■ Problem requirements: Copy out the listing that follows, exact in every word, and skip the images.

■ Material for the task:
★ ★ ★ ★ ★ ★ ★

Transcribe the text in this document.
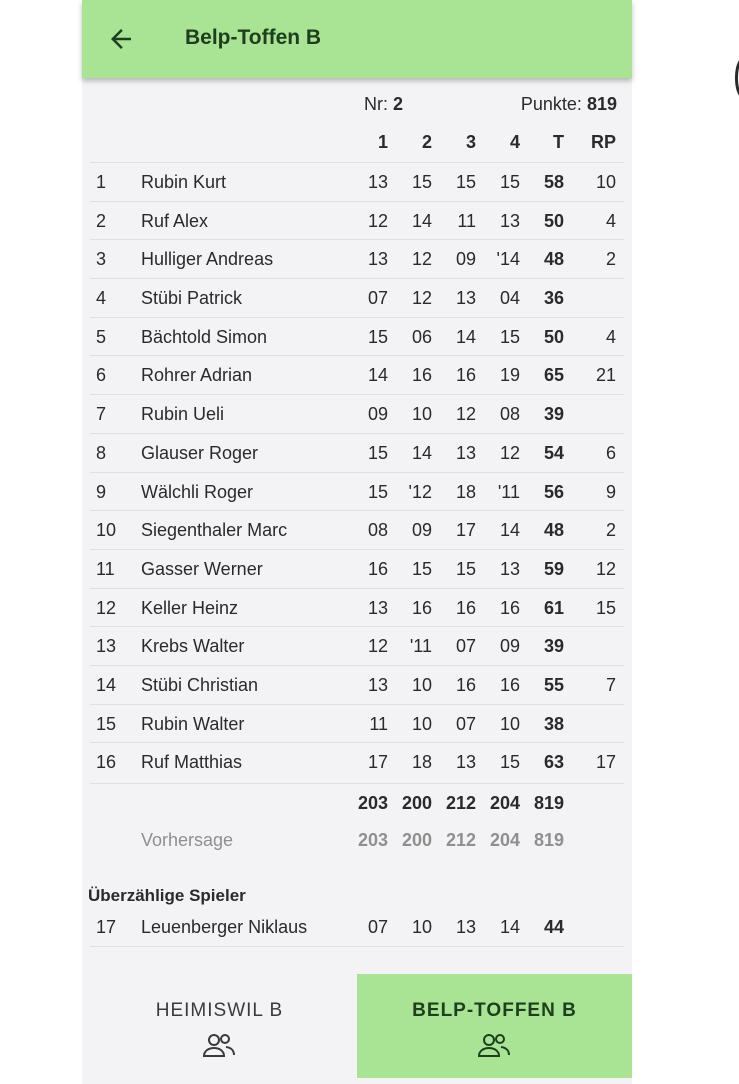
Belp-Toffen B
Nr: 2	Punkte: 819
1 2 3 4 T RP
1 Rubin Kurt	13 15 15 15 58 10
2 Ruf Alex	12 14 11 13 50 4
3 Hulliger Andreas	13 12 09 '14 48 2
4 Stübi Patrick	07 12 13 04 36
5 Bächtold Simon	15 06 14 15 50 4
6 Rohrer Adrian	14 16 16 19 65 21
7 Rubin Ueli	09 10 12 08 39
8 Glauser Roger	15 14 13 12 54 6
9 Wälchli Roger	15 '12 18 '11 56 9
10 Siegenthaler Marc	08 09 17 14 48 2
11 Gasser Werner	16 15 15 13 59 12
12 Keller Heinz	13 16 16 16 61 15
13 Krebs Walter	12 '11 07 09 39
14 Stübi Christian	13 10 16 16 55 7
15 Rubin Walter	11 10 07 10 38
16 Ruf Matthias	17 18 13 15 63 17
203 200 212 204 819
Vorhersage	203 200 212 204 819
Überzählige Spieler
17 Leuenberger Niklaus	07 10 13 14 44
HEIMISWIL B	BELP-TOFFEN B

★ ★ ★ ★ ★ ★ ★

■ Task output:
Transcribe the text in this document.
Belp-Toffen B
Nr: 2	Punkte: 819
1 2 3 4 T RP
1 Rubin Kurt	13 15 15 15 58 10
2 Ruf Alex	12 14 11 13 50 4
3 Hulliger Andreas	13 12 09 '14 48 2
4 Stübi Patrick	07 12 13 04 36
5 Bächtold Simon	15 06 14 15 50 4
6 Rohrer Adrian	14 16 16 19 65 21
7 Rubin Ueli	09 10 12 08 39
8 Glauser Roger	15 14 13 12 54 6
9 Wälchli Roger	15 '12 18 '11 56 9
10 Siegenthaler Marc	08 09 17 14 48 2
11 Gasser Werner	16 15 15 13 59 12
12 Keller Heinz	13 16 16 16 61 15
13 Krebs Walter	12 '11 07 09 39
14 Stübi Christian	13 10 16 16 55 7
15 Rubin Walter	11 10 07 10 38
16 Ruf Matthias	17 18 13 15 63 17
203 200 212 204 819
Vorhersage	203 200 212 204 819
Überzählige Spieler
17 Leuenberger Niklaus	07 10 13 14 44
HEIMISWIL B	BELP-TOFFEN B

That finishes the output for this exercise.